Find the lines that hold the word "parameters" and return them.

^^^^^^^^

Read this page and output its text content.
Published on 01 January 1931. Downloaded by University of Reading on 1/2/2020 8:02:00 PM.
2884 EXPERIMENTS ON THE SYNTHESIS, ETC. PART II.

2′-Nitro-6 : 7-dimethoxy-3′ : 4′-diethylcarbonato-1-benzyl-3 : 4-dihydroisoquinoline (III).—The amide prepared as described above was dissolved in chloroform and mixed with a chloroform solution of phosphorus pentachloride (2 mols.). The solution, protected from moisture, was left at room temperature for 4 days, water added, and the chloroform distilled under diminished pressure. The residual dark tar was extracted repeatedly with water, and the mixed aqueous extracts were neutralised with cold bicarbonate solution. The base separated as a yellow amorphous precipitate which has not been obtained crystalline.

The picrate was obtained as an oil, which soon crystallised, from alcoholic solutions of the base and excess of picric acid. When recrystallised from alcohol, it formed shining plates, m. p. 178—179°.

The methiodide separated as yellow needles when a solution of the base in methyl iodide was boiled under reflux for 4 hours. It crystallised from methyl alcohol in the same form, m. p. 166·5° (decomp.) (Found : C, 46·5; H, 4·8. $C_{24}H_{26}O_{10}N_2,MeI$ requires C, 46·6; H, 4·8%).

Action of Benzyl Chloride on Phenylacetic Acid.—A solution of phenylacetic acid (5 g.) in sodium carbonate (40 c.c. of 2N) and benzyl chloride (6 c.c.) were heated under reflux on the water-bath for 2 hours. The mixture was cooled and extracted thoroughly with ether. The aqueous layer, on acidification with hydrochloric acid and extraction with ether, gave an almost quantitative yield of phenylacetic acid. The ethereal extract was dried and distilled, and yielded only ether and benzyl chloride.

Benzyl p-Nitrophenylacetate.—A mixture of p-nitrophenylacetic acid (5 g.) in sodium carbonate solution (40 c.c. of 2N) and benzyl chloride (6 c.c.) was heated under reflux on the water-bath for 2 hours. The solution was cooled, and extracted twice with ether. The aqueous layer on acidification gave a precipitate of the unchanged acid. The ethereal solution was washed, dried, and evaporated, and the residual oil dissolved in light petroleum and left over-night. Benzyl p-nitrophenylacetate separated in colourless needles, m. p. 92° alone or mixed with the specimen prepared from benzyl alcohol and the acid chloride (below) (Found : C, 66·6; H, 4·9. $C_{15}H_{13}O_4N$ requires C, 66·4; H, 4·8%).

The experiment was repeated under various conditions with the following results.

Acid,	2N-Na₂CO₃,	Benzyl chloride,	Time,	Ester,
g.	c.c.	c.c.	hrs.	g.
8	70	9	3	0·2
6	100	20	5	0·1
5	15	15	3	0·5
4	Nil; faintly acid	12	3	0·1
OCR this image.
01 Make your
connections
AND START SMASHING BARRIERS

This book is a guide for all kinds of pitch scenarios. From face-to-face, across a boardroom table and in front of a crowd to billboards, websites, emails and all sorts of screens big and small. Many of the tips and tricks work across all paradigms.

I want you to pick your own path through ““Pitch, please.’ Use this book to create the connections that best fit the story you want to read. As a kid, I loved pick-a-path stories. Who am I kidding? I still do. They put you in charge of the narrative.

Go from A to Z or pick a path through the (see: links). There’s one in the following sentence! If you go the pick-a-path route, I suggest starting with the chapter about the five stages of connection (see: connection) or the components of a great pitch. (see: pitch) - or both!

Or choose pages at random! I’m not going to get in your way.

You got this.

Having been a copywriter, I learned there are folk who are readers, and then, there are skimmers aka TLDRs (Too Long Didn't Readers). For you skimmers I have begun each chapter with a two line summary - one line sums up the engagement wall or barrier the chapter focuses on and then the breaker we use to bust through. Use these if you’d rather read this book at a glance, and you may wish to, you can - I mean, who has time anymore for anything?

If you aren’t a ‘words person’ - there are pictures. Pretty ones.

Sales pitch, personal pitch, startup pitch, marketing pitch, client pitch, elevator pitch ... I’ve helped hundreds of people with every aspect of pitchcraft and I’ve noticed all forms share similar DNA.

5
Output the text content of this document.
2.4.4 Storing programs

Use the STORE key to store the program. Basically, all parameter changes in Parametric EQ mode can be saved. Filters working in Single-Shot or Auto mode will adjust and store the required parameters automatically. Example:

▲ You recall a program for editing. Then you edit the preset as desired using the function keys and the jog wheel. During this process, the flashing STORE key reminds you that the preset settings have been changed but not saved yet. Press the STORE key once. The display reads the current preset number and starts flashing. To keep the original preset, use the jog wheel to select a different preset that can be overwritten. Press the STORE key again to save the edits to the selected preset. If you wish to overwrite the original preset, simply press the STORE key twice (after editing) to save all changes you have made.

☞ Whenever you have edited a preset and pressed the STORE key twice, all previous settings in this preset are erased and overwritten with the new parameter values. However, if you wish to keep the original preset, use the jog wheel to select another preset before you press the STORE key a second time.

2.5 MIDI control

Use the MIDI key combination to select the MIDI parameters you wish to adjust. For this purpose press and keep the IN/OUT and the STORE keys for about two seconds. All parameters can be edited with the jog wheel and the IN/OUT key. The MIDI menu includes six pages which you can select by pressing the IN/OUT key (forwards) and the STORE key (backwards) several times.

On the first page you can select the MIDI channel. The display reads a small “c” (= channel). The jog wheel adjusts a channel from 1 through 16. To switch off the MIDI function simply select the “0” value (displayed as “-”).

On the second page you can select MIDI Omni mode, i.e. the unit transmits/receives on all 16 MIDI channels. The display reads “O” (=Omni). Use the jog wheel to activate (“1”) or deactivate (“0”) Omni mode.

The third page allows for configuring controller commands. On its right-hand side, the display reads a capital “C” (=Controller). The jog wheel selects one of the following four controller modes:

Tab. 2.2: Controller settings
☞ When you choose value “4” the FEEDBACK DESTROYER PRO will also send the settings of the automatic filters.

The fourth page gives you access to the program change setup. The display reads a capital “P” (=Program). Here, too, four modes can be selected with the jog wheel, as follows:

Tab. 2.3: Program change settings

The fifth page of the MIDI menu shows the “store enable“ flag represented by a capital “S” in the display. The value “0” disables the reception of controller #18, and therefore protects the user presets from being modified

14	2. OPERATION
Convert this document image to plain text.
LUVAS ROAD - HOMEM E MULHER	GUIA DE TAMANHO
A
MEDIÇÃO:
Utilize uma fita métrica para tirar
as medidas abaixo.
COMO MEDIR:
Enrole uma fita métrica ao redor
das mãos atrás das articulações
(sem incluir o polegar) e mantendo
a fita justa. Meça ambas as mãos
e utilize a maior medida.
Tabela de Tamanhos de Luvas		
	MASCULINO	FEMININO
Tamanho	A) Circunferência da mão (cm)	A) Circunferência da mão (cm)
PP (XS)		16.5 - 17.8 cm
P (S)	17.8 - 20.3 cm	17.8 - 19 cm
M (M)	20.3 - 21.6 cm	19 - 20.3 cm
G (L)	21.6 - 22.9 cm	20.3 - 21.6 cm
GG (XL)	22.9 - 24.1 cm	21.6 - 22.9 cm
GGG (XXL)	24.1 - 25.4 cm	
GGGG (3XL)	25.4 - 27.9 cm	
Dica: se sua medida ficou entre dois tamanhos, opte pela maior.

^^^^^^^^

* _SOLVED EXERCISE_:
Use the STORE key to store the program. Basically, all parameter changes in Parametric EQ mode can be saved. Filters working in Single-Shot or Auto mode will adjust and store the required parameters automatically. Example:
Use the MIDI key combination to select the MIDI parameters you wish to adjust. For this purpose press and keep the IN/OUT and the STORE keys for about two seconds. All parameters can be edited with the jog wheel and the IN/OUT key. The MIDI menu includes six pages which you can select by pressing the IN/OUT key (forwards) and the STORE key (backwards) several times.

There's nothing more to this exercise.